# [TEXT BLOCK]
┌──

I was terribly impressed.

“You try it,” said George.

“Hrrt! Haaaaw!” I brayed.

“More whistle,” said George.

“Hrrrrrt! Haaaaaw!” I continued.

“Perfect,” said George.

After the manager of Allen’s asked us to leave, George decided it would be great sport to go over in front of FarmHouse, a fraternity for agricultural students, and make mule sounds.

“Hrrrrrrt! Haaaaaaw!” went George out front of FarmHouse.

“Hrrrrrrt! Haaaaaaw!” I followed.

After that, we did chickens and goats and cows and ducks, and George had just broken into his rooster (not as good as his mule but still quite effective) when the smiling campus policeman got out of his car and ordered our drunken butts, as he put it, into the back seat.

He drove us to our dorm room and sent us inside, but not before taking our student I.D.’s and informing us that we would hear from the Dean of Men’s office the very next morning, which we most certainly did.

Dean William Tate was a campus institution at Georgia and a gentle person until riled. We had first seen Dean Tate during orientation week, when freshmen men were summoned to his annual briefing about what was considered acceptable and unacceptable behavior of students.

└──

Can you carry the story about the mule sounds and Dean Tate forward from its final sentence, about the orientation-week briefing? The lines that come next have no connection to the story about the mule sounds and the Dean of Men.

[Stored data entries]
┌──

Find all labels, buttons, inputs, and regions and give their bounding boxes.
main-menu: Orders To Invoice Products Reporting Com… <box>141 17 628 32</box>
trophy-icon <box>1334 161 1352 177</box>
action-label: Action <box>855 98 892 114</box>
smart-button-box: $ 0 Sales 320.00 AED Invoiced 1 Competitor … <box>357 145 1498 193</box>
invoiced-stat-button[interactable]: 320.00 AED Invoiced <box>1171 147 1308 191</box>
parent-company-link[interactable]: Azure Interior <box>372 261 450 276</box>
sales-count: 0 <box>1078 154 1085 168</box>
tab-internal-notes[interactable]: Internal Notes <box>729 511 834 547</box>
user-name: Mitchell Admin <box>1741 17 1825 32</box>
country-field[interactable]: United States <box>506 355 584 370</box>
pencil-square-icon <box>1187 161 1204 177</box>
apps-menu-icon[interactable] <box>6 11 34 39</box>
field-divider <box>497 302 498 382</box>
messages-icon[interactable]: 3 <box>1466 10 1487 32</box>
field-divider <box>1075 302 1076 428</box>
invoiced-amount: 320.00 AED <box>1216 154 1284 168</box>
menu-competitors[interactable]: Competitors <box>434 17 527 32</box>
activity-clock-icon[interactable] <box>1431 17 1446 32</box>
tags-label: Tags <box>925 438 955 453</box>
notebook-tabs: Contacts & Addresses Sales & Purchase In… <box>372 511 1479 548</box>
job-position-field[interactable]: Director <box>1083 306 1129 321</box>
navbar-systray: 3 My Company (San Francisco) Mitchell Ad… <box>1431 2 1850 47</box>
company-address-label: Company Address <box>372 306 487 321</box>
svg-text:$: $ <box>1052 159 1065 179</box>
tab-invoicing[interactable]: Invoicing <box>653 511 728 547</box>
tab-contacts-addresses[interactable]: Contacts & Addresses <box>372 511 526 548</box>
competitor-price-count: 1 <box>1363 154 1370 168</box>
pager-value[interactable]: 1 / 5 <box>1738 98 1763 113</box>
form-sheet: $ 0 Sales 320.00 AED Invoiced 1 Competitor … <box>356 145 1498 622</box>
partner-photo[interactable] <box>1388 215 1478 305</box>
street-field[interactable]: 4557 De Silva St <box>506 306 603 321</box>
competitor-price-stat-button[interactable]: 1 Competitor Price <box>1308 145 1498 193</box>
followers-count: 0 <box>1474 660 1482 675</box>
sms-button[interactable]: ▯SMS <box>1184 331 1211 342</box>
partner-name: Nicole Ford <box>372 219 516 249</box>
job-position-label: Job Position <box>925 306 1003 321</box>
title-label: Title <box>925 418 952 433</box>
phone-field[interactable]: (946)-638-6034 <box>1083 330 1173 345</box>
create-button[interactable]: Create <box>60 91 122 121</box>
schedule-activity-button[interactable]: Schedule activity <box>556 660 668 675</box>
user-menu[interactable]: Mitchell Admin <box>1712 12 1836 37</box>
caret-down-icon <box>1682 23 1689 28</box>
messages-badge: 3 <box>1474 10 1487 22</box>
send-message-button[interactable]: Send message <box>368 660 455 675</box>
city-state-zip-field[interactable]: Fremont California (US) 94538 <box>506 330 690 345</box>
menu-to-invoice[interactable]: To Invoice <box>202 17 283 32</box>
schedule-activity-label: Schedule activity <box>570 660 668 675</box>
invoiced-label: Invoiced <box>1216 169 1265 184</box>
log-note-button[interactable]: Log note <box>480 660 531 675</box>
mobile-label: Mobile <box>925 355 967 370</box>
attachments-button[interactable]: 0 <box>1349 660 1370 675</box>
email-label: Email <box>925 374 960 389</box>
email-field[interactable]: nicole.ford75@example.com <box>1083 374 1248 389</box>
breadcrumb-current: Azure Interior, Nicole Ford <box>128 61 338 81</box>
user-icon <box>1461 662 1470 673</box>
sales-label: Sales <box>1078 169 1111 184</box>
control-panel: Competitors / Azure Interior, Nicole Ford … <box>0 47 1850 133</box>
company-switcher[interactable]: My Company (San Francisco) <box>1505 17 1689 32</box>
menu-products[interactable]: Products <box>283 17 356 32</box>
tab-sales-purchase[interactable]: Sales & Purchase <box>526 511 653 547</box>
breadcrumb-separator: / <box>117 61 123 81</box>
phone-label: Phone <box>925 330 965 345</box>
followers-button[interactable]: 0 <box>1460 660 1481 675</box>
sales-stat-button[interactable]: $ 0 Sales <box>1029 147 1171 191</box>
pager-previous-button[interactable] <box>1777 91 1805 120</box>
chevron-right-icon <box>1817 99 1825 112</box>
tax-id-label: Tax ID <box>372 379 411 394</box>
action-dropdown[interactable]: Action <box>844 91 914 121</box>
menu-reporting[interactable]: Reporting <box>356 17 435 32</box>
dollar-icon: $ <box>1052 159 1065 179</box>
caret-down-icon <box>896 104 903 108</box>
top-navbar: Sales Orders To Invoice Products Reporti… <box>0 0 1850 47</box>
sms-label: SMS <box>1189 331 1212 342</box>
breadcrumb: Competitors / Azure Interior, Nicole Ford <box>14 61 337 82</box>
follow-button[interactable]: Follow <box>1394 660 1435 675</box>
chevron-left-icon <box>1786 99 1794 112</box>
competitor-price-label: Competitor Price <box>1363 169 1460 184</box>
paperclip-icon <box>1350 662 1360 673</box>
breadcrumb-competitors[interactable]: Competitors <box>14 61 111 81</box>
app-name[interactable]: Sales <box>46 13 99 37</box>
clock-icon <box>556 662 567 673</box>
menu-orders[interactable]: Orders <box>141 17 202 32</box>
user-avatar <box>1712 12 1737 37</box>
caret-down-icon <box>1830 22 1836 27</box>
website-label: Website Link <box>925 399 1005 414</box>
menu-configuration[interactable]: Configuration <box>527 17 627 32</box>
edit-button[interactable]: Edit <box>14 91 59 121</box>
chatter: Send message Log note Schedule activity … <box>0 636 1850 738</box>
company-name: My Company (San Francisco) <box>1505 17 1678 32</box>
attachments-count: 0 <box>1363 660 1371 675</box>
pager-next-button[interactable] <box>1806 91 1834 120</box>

└──

# [ANSWER TO THIS PROBLEM]
The dean had also told his favorite joke, the one he’d been telling freshmen students for years. It involved Robert Toombs, a Georgia student in the middle nineteenth century who later ran for governor of the state. When the Civil War broke out, Toombs joined the Confederate Army and solicited troops in front of the courthouse in Marietta, Georgia, just outside Atlanta.

“I’ll tell you, men, we can whoop them yankees with cornstalks,” Toombs had said to his listeners in Marietta.

After the war, Toombs came back to that same courthouse for a campaign speech. In the middle of his many promises to his audience, a man spoke up.

“Mr. Toombs,” he said, “I stood right here before the war and heard you ask us to jine up with the Confederate Army. I jined and my brother jined. I got shot in the Battle of Chickamaugua and my brother got shot at Antietam. You told us then we could whoop the yankees with cornstalks. I believed you then, and I paid for it. So why should I believe you now?”

Toombs paused for a few moments and then replied, “Well, we could have whooped the yankees with cornstalks, but the sons of bitches wouldn’t fight that way.”

We had laughed at his story then, but we didn’t crack a smile when we wound up in his office. “What in the hell did you two boys think you were doing last night?” he asked me and George.

“Just kidding around, sir,” answered George.

“You boys got a strange sense of humor,” said Dean Tate. “I take it you had been drinking to excess.”

“We just had a couple of beers, sir,” said George.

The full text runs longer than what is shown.